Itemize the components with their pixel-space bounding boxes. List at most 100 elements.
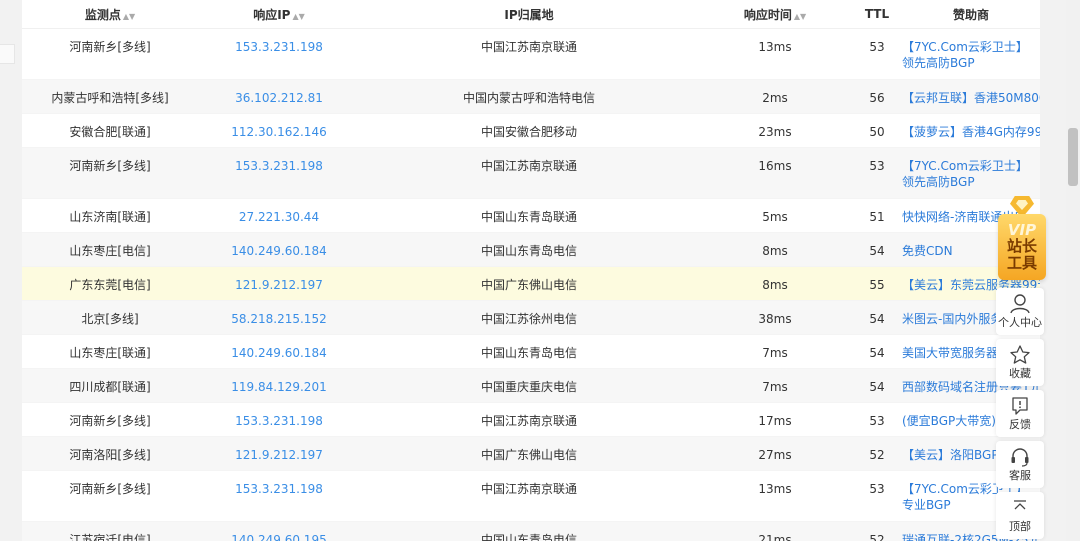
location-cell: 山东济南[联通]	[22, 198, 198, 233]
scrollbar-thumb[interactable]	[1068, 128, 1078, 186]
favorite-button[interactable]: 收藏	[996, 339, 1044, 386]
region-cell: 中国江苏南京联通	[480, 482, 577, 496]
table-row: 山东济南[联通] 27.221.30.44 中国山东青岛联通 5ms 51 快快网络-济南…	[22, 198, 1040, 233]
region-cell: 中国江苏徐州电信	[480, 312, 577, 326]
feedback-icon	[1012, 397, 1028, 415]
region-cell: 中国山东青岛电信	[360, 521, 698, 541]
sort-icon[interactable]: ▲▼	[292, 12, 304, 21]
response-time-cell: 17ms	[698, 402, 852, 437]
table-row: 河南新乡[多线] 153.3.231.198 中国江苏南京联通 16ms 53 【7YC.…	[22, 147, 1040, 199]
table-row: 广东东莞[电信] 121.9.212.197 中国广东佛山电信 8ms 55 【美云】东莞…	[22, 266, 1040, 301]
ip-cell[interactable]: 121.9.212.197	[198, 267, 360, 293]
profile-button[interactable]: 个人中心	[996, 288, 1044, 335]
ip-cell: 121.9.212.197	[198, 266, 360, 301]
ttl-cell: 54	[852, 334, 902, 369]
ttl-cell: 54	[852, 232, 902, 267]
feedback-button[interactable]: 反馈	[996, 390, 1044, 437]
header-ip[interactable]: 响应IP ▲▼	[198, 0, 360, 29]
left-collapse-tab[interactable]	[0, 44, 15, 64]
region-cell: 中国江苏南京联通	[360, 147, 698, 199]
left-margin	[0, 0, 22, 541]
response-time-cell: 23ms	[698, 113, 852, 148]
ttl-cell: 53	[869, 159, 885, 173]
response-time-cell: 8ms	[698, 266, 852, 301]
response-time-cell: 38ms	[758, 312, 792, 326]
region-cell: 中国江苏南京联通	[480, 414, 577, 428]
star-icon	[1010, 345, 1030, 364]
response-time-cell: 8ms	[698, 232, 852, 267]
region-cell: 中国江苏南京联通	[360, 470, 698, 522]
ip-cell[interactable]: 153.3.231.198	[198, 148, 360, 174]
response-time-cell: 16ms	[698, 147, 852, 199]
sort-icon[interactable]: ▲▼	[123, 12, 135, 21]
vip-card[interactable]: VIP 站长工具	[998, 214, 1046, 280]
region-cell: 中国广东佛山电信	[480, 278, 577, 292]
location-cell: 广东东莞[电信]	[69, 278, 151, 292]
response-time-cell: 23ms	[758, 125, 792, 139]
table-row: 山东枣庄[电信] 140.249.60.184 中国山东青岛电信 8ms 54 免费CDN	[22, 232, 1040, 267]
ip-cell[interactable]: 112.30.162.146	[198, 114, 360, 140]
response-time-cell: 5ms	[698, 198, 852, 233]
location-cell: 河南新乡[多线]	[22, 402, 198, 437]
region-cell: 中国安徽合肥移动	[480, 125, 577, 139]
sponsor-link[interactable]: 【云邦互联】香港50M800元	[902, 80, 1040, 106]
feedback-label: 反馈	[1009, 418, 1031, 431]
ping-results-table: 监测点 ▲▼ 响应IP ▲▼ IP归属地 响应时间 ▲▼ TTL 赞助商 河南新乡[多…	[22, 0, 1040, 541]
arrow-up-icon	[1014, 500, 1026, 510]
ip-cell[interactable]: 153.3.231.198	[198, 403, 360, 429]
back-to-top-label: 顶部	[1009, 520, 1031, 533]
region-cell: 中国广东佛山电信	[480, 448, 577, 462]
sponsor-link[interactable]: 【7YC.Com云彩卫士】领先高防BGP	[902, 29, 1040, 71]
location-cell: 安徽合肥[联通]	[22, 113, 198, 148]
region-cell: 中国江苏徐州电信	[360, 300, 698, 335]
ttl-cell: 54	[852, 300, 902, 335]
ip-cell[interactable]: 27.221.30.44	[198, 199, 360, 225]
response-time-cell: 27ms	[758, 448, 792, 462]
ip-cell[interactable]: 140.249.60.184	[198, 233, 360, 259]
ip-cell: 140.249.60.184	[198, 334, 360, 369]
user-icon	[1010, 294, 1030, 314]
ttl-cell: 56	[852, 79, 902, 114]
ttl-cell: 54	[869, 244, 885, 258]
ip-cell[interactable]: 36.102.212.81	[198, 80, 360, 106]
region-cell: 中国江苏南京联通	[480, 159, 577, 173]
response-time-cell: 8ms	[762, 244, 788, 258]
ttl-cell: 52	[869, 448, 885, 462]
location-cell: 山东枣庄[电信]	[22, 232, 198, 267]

• [Do this]:
Present the part of the records that opens with the line containing "198, 198, 233]" and closes with the line containing "12, 304, 21]", both included, as a numbered list, omitting any blank lines.

• [Result of the exercise]:
1. location-cell: 山东济南[联通]	[22, 198, 198, 233]
2. scrollbar-thumb[interactable]	[1068, 128, 1078, 186]
3. favorite-button[interactable]: 收藏	[996, 339, 1044, 386]
4. region-cell: 中国江苏南京联通	[480, 482, 577, 496]
5. table-row: 山东济南[联通] 27.221.30.44 中国山东青岛联通 5ms 51 快快网络-济南…	[22, 198, 1040, 233]
6. region-cell: 中国江苏徐州电信	[480, 312, 577, 326]
7. feedback-icon	[1012, 397, 1028, 415]
8. region-cell: 中国山东青岛电信	[360, 521, 698, 541]
9. sort-icon[interactable]: ▲▼	[292, 12, 304, 21]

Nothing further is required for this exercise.